# Dataset entries:
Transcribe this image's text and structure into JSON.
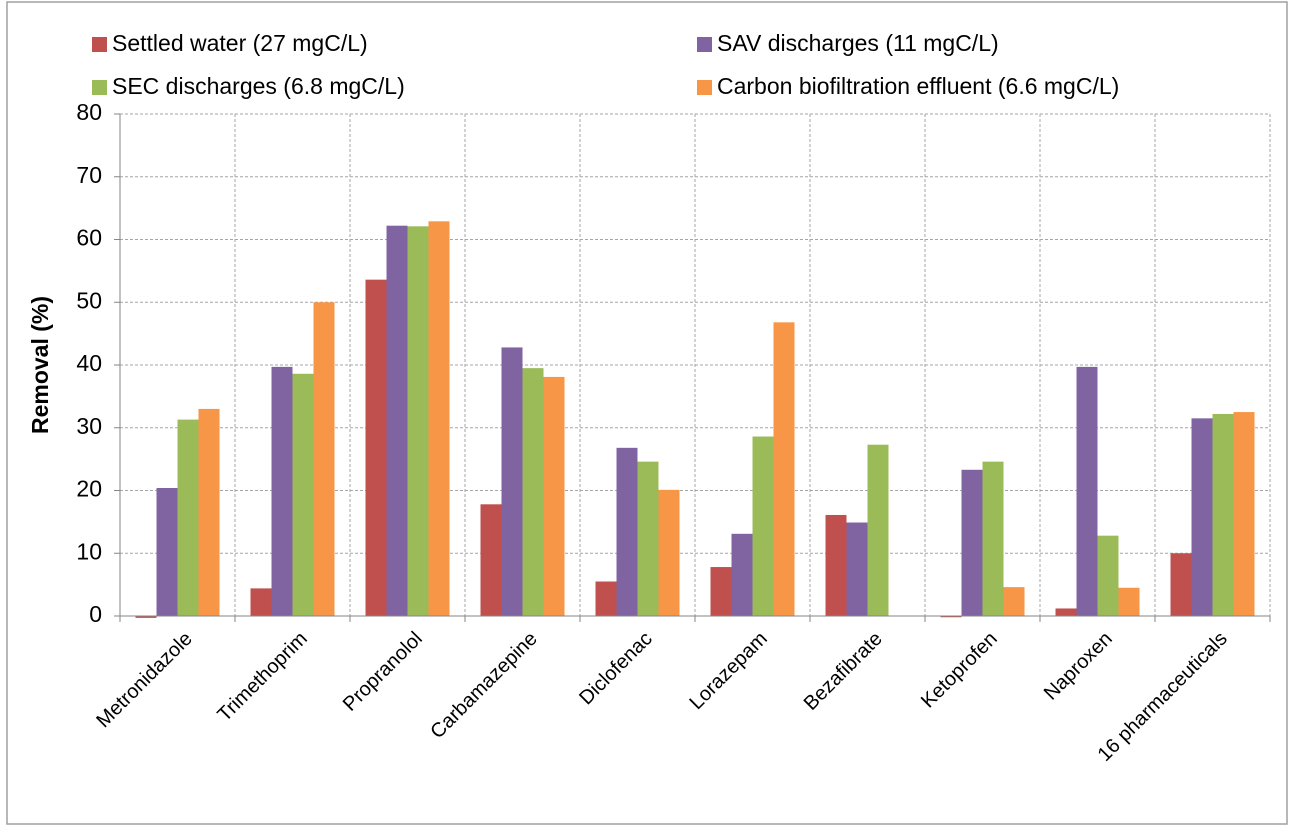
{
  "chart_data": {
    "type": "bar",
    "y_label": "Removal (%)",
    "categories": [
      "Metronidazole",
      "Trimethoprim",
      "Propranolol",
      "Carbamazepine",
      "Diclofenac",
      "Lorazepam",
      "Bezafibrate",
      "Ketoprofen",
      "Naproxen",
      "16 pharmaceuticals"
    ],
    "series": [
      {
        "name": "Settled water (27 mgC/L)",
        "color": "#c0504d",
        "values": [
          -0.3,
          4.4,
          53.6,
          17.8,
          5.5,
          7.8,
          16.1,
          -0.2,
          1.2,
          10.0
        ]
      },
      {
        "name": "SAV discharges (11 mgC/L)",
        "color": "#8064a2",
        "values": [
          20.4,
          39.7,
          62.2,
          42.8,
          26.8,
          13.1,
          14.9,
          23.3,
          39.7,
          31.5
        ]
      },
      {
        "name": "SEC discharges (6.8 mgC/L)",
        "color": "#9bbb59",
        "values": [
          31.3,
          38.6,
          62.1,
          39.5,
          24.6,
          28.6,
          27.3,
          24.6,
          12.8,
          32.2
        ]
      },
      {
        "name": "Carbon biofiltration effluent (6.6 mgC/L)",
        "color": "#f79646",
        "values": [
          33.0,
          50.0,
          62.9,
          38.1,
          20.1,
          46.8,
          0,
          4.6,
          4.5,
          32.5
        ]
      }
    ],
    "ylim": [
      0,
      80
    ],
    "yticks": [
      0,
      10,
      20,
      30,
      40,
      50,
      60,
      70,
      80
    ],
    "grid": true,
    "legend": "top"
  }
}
--
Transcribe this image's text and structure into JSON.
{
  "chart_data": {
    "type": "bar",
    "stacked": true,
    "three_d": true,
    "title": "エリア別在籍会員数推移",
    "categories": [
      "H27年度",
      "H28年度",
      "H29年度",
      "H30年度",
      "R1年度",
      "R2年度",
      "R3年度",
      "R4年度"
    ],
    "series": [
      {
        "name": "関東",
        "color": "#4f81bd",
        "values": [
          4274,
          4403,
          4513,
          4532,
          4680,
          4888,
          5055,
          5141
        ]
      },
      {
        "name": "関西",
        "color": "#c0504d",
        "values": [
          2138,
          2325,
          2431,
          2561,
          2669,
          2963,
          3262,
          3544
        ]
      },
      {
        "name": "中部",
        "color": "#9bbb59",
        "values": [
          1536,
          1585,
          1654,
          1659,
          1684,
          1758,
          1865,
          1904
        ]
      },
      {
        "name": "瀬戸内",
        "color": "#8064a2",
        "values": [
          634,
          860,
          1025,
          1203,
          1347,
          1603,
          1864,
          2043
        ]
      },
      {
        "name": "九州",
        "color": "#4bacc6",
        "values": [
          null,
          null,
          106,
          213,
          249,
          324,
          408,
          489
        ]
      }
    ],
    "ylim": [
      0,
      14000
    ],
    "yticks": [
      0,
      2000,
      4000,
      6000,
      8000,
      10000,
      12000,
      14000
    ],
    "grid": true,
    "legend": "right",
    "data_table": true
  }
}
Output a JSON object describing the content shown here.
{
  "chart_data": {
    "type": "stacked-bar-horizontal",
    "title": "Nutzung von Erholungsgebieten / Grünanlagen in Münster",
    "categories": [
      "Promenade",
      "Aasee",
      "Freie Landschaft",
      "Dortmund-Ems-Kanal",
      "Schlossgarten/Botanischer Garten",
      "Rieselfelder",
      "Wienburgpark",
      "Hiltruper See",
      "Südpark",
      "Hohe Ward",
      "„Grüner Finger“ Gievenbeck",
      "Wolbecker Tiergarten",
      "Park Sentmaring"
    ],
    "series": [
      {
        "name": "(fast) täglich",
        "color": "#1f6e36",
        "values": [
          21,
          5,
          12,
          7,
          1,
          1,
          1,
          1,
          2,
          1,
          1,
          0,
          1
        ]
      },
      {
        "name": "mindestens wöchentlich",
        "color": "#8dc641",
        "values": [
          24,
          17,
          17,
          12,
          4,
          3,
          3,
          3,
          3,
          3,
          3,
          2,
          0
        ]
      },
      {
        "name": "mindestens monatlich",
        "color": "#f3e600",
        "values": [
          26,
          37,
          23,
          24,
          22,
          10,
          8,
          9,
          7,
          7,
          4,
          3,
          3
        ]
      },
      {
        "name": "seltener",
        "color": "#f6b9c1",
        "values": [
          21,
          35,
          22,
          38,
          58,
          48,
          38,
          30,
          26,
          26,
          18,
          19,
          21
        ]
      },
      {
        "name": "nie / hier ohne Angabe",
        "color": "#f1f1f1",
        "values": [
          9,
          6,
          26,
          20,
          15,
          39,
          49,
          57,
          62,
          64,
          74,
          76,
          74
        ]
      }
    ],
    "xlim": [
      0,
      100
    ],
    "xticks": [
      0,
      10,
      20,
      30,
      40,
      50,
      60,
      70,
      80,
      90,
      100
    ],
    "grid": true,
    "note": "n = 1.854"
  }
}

# Job:
Scan the data above and copy every line with "stacked" in it.

# Answer to this exercise:
    "stacked": true,
    "type": "stacked-bar-horizontal",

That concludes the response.